• **Problem**: In the records that follow, locate every line with "Horného" and extract it.

Dataset items
+++
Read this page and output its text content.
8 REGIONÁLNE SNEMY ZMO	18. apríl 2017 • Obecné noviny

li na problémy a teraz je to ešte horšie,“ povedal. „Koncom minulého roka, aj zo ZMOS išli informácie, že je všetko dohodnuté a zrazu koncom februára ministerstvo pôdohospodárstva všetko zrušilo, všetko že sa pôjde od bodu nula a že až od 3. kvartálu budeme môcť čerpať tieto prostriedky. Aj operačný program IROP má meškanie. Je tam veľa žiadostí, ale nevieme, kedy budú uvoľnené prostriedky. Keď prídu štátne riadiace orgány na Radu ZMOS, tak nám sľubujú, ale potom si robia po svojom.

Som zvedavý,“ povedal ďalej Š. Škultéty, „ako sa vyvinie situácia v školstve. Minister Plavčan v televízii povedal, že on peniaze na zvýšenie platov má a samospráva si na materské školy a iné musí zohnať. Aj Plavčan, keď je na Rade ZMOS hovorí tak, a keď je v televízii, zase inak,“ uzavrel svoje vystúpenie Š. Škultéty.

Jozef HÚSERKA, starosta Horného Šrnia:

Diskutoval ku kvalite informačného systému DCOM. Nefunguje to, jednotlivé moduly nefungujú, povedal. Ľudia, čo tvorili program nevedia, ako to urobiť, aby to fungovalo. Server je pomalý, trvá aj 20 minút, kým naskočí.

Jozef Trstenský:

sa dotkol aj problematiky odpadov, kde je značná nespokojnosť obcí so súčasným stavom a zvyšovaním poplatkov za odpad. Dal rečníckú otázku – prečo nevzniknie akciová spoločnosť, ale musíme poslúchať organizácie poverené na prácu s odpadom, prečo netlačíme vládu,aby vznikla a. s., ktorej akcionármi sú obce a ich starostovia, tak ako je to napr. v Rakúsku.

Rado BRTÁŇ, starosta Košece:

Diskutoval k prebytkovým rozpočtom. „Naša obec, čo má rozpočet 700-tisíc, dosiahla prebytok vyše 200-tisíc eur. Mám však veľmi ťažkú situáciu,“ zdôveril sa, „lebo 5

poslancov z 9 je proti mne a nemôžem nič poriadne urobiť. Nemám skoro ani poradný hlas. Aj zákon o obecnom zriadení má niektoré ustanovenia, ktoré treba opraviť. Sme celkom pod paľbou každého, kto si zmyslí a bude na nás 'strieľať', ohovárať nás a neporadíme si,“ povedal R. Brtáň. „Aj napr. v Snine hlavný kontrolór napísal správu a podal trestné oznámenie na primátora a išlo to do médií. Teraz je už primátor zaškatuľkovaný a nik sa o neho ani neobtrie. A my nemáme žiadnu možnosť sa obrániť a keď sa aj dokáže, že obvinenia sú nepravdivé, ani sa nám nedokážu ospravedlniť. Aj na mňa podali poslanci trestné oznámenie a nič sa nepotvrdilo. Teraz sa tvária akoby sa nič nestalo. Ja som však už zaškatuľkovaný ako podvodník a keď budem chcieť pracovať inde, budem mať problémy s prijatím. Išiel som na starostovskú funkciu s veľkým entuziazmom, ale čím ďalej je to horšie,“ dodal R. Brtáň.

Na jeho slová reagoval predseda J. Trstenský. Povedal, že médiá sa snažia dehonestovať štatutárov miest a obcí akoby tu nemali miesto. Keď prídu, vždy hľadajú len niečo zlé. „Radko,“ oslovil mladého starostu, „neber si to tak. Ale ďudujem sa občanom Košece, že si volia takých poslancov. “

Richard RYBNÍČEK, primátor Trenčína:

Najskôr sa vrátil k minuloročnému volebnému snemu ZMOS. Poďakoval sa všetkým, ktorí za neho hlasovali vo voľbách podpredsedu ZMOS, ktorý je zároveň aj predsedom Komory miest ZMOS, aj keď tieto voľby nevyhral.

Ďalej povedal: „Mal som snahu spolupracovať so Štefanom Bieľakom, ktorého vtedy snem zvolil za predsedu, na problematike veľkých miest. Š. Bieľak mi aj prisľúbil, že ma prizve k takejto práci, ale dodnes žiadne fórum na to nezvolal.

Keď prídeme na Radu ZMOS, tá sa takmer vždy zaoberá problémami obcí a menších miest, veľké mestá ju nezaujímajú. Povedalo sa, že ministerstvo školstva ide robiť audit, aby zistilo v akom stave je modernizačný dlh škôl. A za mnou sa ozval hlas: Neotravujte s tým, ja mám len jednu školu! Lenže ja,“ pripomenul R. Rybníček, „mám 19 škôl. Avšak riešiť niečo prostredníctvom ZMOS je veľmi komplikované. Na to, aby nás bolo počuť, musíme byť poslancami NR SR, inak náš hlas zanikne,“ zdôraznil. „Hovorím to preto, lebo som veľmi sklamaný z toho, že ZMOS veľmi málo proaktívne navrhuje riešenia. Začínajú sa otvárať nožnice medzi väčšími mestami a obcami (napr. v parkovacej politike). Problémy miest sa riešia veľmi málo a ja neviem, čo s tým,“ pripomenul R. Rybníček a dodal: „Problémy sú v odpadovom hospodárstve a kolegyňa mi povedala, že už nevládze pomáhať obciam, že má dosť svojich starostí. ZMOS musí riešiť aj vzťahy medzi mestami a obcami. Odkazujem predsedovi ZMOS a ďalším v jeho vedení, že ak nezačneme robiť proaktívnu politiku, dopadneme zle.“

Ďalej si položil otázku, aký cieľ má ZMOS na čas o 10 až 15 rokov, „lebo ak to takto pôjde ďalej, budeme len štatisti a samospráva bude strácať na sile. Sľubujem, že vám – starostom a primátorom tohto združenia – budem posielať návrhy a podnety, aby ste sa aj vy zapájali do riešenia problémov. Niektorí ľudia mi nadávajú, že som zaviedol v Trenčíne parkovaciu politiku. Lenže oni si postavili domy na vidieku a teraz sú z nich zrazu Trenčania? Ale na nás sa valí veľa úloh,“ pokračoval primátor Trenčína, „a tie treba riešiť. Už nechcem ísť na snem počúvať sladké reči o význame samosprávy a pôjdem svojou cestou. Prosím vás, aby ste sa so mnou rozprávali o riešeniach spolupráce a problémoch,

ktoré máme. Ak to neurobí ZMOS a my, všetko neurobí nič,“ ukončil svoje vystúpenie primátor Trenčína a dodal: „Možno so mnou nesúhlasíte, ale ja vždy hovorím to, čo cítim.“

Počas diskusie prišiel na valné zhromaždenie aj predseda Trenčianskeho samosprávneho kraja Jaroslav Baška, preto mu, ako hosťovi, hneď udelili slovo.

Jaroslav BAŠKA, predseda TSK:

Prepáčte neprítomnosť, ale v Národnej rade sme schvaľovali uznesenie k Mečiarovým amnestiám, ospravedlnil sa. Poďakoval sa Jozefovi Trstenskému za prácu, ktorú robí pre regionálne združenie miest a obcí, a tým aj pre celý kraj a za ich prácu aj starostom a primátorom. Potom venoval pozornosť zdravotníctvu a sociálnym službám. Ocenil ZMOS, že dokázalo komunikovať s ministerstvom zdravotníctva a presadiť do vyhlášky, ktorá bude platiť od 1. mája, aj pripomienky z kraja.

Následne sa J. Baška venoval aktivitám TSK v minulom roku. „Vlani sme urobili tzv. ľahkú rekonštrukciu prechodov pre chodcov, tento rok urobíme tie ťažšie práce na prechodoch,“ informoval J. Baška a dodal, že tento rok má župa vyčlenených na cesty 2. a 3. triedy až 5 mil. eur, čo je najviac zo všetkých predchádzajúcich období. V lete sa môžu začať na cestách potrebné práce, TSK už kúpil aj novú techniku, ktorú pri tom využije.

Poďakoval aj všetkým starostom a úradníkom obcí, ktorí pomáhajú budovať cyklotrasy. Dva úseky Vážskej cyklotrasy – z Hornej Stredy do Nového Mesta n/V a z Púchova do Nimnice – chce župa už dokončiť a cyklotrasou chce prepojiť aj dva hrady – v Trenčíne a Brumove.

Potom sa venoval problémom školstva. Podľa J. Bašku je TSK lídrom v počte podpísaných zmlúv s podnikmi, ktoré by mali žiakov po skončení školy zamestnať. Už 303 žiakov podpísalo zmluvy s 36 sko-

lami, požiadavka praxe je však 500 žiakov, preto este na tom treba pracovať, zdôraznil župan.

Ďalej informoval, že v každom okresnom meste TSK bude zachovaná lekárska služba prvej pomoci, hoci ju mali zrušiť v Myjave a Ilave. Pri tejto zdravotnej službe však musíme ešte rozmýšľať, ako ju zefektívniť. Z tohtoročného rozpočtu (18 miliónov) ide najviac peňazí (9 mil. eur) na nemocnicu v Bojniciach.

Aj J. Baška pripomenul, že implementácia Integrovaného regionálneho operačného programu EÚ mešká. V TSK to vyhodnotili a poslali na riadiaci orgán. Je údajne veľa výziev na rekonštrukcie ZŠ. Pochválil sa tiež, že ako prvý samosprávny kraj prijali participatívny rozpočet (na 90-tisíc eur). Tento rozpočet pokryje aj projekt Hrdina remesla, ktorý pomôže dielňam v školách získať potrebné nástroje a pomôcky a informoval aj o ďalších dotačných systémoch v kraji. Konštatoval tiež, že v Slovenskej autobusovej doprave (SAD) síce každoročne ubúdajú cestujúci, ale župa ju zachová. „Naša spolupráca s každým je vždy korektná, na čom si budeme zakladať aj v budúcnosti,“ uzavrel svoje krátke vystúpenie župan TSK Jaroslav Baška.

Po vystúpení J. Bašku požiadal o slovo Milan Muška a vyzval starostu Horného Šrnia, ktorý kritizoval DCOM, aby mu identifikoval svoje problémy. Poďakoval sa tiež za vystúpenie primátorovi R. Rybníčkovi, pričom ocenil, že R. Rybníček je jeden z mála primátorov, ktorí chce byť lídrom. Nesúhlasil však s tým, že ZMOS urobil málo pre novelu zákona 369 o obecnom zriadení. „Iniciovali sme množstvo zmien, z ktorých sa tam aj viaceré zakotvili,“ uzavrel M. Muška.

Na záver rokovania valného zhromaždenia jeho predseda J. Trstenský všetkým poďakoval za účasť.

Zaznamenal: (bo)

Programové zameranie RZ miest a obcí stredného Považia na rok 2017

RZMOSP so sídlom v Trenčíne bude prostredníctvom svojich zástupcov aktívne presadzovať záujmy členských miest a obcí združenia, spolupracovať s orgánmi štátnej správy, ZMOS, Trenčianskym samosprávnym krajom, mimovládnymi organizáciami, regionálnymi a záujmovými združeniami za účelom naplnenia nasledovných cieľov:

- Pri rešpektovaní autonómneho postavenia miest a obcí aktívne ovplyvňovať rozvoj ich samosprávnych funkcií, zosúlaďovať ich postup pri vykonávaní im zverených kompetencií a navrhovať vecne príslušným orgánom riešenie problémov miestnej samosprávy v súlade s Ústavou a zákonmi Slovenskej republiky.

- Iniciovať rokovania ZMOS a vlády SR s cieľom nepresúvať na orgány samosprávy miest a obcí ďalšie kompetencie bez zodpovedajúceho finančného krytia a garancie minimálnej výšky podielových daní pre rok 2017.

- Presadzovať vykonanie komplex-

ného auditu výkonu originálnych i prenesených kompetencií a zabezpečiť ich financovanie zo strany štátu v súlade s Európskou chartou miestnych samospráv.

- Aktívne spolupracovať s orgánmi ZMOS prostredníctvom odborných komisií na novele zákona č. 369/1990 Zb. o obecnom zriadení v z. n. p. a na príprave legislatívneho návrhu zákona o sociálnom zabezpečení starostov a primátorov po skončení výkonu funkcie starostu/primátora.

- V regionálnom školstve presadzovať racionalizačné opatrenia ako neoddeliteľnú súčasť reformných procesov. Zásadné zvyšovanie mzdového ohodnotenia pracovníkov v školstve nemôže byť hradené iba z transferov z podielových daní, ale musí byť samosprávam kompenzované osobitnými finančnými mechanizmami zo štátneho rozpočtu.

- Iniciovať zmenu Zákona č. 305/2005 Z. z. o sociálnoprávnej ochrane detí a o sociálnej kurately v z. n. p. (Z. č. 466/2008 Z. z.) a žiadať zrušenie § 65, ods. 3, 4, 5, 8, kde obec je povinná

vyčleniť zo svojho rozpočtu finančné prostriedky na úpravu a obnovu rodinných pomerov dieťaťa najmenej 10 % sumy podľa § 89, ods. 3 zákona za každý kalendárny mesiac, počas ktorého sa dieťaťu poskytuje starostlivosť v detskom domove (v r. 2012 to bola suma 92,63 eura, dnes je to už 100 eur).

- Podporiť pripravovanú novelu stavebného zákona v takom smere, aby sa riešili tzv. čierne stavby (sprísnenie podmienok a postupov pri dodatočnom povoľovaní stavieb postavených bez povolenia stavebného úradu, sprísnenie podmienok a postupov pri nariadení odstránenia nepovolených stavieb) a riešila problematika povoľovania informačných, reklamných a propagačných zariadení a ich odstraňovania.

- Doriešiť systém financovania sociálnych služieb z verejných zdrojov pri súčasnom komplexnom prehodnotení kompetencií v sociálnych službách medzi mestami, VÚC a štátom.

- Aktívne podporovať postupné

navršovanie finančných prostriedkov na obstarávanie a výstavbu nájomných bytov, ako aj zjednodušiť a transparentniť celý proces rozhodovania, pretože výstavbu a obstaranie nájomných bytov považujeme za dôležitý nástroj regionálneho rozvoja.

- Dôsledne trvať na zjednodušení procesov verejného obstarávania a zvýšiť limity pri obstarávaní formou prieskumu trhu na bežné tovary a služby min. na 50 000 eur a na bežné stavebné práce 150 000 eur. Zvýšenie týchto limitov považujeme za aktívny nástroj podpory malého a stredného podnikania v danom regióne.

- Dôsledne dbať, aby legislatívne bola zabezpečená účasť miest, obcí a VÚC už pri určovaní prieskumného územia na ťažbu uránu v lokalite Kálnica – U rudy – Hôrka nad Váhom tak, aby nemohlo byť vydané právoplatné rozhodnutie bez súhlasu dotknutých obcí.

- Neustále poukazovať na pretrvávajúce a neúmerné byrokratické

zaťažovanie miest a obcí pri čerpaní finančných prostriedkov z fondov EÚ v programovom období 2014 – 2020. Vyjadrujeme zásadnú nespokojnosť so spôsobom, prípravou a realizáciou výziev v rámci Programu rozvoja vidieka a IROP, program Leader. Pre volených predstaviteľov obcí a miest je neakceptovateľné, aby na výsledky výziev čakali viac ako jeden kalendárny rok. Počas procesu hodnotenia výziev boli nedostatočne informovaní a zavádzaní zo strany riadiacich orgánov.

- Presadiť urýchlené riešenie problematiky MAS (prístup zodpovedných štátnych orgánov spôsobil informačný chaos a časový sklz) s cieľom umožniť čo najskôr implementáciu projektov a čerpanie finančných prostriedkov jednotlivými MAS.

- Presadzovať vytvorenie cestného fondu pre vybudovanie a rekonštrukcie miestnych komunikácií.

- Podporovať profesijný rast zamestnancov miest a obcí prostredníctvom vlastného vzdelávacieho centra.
+++
• **Solution to this task**:
Jozef HÚSERKA, starosta Horného Šrnia:
Po vystúpení J. Bašku požiadal o slovo Milan Muška a vyzval starostu Horného Šrnia, ktorý kritizoval DCOM, aby mu identifikoval svoje problémy. Poďakoval sa tiež za vystúpenie primátorovi R. Rybníčkovi, pričom ocenil, že R. Rybníček je jeden z mála primátorov, ktorí chce byť lídrom. Nesúhlasil však s tým, že ZMOS urobil málo pre novelu zákona 369 o obecnom zriadení. „Iniciovali sme množstvo zmien, z ktorých sa tam aj viaceré zakotvili,“ uzavrel M. Muška.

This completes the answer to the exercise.